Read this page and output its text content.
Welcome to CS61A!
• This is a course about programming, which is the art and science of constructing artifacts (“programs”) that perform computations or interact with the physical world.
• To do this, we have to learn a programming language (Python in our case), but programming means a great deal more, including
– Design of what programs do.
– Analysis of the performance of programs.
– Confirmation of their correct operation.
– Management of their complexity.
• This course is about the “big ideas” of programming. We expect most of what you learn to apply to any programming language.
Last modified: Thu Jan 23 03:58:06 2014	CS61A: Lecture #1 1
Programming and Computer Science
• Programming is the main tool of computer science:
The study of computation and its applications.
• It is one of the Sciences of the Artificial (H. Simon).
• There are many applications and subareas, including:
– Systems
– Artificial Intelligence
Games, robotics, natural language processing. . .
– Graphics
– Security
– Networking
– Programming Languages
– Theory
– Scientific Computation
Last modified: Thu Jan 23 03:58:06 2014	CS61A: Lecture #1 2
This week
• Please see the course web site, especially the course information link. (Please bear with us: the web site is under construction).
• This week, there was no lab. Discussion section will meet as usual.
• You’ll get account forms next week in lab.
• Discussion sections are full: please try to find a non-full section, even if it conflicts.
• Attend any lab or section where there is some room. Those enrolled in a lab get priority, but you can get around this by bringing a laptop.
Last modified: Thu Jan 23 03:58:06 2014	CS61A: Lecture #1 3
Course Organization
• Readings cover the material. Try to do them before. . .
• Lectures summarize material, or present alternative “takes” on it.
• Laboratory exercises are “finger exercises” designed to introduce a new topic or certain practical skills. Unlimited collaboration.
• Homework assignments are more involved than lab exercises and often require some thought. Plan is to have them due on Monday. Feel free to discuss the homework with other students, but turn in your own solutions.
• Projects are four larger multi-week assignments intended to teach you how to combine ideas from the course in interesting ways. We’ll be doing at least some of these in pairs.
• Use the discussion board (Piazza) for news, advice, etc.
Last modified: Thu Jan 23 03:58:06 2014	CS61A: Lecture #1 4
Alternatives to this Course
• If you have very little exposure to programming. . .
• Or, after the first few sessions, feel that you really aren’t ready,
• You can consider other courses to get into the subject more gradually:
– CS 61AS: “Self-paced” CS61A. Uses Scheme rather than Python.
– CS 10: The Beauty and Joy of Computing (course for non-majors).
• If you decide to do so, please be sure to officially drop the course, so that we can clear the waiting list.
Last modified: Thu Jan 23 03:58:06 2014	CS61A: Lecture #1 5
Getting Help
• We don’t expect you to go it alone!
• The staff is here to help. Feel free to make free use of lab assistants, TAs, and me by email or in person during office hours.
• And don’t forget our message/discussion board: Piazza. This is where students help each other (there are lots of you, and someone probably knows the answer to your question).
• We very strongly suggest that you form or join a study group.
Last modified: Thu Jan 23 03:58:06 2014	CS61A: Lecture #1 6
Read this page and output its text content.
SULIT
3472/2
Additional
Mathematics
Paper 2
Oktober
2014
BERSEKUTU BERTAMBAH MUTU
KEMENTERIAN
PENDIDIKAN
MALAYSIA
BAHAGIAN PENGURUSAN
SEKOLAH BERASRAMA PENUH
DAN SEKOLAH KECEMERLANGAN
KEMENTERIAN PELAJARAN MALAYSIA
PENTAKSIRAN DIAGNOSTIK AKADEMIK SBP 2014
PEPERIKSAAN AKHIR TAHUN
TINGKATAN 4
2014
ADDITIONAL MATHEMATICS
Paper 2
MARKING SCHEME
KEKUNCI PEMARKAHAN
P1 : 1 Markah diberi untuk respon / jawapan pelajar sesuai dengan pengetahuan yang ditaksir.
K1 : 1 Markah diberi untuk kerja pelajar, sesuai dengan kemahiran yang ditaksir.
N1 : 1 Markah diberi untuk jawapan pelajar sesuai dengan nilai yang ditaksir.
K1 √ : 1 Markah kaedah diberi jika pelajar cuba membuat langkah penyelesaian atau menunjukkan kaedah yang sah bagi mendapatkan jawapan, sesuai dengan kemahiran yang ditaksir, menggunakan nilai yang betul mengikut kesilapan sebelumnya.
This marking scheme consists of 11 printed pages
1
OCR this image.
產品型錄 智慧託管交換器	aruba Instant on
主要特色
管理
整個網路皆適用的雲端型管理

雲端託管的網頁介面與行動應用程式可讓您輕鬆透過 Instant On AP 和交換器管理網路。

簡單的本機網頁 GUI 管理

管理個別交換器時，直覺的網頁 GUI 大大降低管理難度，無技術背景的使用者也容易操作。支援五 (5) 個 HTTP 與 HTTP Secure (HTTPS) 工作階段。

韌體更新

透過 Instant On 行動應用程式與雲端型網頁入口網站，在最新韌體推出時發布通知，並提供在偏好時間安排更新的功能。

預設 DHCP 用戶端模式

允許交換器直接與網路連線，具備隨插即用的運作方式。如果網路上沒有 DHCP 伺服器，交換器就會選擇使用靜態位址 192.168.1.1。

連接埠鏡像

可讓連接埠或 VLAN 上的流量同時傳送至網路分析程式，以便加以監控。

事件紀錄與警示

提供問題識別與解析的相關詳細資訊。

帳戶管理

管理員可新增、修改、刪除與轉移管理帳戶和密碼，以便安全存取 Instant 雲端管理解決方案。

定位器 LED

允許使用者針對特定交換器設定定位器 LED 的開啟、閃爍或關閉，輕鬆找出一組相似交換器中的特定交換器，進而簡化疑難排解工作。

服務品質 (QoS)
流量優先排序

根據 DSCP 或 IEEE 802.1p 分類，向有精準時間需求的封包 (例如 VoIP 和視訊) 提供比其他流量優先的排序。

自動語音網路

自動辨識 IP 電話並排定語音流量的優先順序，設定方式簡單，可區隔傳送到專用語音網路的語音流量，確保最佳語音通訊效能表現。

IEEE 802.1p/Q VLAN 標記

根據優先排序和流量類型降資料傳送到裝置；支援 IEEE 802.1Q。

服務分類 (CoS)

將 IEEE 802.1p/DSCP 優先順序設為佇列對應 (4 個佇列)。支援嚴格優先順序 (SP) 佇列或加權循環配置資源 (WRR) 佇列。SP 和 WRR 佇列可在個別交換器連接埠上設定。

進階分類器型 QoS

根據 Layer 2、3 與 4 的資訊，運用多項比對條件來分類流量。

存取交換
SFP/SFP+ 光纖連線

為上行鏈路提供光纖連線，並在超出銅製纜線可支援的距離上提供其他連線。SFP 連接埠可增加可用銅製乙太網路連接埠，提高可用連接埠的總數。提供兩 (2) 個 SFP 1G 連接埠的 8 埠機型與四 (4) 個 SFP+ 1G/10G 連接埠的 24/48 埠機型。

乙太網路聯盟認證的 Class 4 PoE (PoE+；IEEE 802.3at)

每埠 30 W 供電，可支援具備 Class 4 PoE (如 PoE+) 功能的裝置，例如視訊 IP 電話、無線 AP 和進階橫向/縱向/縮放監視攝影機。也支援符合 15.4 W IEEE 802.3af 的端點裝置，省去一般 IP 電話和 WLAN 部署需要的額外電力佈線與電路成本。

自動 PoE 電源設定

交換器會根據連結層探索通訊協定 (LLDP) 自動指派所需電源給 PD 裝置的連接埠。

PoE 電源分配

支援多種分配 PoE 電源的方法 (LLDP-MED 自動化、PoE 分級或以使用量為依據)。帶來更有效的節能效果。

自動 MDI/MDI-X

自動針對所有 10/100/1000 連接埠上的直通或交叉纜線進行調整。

· · · · · · ·

> _YOUR INSTRUCTIONS_: Read the entries and pick out all lines that include the word "Last".

> _EXPECTED OUTPUT_:
Last modified: Thu Jan 23 03:58:06 2014	CS61A: Lecture #1 1
Last modified: Thu Jan 23 03:58:06 2014	CS61A: Lecture #1 2
Last modified: Thu Jan 23 03:58:06 2014	CS61A: Lecture #1 3
Last modified: Thu Jan 23 03:58:06 2014	CS61A: Lecture #1 4
Last modified: Thu Jan 23 03:58:06 2014	CS61A: Lecture #1 5
Last modified: Thu Jan 23 03:58:06 2014	CS61A: Lecture #1 6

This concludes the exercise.